*Set task*: Print the complete set of entries exactly.

*Material*:
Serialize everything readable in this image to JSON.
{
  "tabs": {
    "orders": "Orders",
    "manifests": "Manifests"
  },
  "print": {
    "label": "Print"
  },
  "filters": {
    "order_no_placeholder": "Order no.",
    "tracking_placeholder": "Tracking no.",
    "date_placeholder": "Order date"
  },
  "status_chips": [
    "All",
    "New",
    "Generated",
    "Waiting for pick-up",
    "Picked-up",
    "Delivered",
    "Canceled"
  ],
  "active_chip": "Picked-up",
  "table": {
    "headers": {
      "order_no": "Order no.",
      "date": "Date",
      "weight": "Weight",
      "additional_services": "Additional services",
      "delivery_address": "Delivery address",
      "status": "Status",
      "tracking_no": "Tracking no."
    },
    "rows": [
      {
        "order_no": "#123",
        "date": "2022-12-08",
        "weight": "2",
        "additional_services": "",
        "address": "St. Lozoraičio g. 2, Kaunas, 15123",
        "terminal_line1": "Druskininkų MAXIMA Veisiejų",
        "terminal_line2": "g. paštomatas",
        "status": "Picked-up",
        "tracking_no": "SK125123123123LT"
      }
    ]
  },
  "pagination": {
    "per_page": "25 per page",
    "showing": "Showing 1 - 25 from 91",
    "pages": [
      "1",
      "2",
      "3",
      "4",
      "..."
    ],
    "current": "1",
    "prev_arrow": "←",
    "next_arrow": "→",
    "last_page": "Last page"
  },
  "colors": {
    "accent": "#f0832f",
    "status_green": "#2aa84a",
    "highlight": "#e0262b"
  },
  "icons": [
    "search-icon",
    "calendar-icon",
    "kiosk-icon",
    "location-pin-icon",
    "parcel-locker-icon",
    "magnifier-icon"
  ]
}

*Result of the task*:
Serialize everything readable in this image to JSON.
{
  "tabs": {
    "orders": "Orders",
    "manifests": "Manifests"
  },
  "print": {
    "label": "Print"
  },
  "filters": {
    "order_no_placeholder": "Order no.",
    "tracking_placeholder": "Tracking no.",
    "date_placeholder": "Order date"
  },
  "status_chips": [
    "All",
    "New",
    "Generated",
    "Waiting for pick-up",
    "Picked-up",
    "Delivered",
    "Canceled"
  ],
  "active_chip": "Picked-up",
  "table": {
    "headers": {
      "order_no": "Order no.",
      "date": "Date",
      "weight": "Weight",
      "additional_services": "Additional services",
      "delivery_address": "Delivery address",
      "status": "Status",
      "tracking_no": "Tracking no."
    },
    "rows": [
      {
        "order_no": "#123",
        "date": "2022-12-08",
        "weight": "2",
        "additional_services": "",
        "address": "St. Lozoraičio g. 2, Kaunas, 15123",
        "terminal_line1": "Druskininkų MAXIMA Veisiejų",
        "terminal_line2": "g. paštomatas",
        "status": "Picked-up",
        "tracking_no": "SK125123123123LT"
      }
    ]
  },
  "pagination": {
    "per_page": "25 per page",
    "showing": "Showing 1 - 25 from 91",
    "pages": [
      "1",
      "2",
      "3",
      "4",
      "..."
    ],
    "current": "1",
    "prev_arrow": "←",
    "next_arrow": "→",
    "last_page": "Last page"
  },
  "colors": {
    "accent": "#f0832f",
    "status_green": "#2aa84a",
    "highlight": "#e0262b"
  },
  "icons": [
    "search-icon",
    "calendar-icon",
    "kiosk-icon",
    "location-pin-icon",
    "parcel-locker-icon",
    "magnifier-icon"
  ]
}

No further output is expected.